▸ Условие задания
Воспроизведите дословно часть текста о Блоке, начиная со слов «Здесь мы забираемся» и вплоть до слов «в родильный приют.».

Может быть, поэтому для Блока встречи с «прелестницами» не остались данью юности, первой ступенью мужского опыта, а сделались составной частью «education sentimental», «воспитании чувств». И необходимой составляющей жизнетворческого эксперимента.
Здесь мы забираемся в такие душевные «потемки», о которых порой не ведают самые близкие. Любовь Дмитриевна, касаясь этой более чем пикантной темы, довольно категорично утверждала: «Физическая близость с женщиной для Блока с гимназических лет — это платная любовь и неизбежные результаты — болезнь. Слава Богу, что еще все эти случаи в молодости — болезнь не роковая. Тут несомненная травма в молодости. Не боготворимая любовница вводила его в жизнь, а случайная, безличная, купленная на (одну ночь,) несколько минут. И унизительные, мучительные страданья…» [3]
Обратимся к свидетельствам самого Блока об этой стороне его жизни. В двадцать четвертой записной книжке имеется невыдуманная новелла под названием «Январские встречи». Запись (25 января 1909 года) сделана незадолго до рождения ребенка Любови Дмитриевны — 29 января Блок будет сопровождать жену в родильный приют.

▸ Данные
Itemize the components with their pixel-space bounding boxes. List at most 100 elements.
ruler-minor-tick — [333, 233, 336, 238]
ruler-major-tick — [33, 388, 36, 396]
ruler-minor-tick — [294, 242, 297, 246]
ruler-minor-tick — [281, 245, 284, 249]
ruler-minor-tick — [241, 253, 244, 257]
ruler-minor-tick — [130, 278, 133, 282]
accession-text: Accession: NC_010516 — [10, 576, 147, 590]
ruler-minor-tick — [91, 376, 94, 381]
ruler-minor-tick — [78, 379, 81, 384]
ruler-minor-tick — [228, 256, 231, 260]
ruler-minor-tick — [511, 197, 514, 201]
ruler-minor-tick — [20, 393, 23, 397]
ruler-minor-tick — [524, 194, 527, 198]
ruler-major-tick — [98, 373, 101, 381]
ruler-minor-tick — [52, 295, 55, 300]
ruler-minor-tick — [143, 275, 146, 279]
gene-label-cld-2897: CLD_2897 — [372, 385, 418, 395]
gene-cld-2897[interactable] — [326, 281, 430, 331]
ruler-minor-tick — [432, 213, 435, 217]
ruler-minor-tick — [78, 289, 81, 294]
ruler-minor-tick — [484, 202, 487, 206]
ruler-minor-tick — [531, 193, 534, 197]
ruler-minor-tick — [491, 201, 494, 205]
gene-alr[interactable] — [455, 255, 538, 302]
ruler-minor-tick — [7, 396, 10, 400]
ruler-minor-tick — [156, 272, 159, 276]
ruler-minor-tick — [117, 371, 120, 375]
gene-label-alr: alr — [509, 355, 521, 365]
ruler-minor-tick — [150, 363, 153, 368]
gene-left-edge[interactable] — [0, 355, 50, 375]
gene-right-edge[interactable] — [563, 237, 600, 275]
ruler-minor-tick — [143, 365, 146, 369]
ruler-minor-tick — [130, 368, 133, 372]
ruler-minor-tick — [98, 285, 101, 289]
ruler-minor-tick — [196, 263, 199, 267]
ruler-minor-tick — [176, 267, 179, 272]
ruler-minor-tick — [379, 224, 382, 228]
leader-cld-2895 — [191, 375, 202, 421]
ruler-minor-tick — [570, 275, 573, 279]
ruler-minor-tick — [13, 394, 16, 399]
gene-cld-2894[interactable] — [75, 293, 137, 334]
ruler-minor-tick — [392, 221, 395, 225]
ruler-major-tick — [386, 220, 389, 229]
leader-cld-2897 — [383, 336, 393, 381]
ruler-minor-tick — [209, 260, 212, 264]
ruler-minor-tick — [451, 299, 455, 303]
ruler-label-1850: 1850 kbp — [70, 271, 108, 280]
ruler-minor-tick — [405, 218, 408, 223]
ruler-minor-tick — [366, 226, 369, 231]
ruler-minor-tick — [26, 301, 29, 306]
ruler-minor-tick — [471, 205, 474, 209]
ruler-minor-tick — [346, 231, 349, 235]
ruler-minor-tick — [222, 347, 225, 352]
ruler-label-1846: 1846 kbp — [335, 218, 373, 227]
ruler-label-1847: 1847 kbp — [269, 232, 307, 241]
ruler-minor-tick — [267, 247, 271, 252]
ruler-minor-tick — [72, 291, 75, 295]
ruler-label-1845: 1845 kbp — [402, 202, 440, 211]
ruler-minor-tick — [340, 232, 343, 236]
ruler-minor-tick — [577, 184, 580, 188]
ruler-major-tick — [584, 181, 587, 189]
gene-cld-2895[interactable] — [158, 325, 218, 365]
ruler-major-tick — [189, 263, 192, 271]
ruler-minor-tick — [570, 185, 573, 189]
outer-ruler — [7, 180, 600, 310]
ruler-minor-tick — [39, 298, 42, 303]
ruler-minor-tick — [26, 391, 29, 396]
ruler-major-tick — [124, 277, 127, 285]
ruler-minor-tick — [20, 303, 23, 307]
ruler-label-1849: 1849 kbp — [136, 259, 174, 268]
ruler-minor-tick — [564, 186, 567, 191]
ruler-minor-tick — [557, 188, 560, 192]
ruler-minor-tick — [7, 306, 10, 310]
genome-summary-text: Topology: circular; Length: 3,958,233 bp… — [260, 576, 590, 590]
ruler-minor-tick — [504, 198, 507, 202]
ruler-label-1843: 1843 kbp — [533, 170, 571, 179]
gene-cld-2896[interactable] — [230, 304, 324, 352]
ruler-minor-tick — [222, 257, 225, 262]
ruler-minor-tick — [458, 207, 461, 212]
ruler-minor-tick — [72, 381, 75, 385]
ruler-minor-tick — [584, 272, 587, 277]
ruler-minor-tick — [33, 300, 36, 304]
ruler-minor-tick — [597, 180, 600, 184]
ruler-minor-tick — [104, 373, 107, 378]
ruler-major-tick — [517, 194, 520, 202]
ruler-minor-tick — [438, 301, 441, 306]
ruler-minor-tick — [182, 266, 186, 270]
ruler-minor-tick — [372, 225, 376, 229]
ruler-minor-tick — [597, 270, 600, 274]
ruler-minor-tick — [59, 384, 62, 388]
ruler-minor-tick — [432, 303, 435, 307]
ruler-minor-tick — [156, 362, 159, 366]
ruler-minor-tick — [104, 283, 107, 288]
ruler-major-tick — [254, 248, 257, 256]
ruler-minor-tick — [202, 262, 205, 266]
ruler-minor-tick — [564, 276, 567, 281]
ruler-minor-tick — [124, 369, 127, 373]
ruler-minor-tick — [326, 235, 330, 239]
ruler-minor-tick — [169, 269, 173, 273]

▸ Ожидаемый ответ
Здесь мы забираемся в такие душевные «потемки», о которых порой не ведают самые близкие. Любовь Дмитриевна, касаясь этой более чем пикантной темы, довольно категорично утверждала: «Физическая близость с женщиной для Блока с гимназических лет — это платная любовь и неизбежные результаты — болезнь. Слава Богу, что еще все эти случаи в молодости — болезнь не роковая. Тут несомненная травма в молодости. Не боготворимая любовница вводила его в жизнь, а случайная, безличная, купленная на (одну ночь,) несколько минут. И унизительные, мучительные страданья…» [3]
Обратимся к свидетельствам самого Блока об этой стороне его жизни. В двадцать четвертой записной книжке имеется невыдуманная новелла под названием «Январские встречи». Запись (25 января 1909 года) сделана незадолго до рождения ребенка Любови Дмитриевны — 29 января Блок будет сопровождать жену в родильный приют.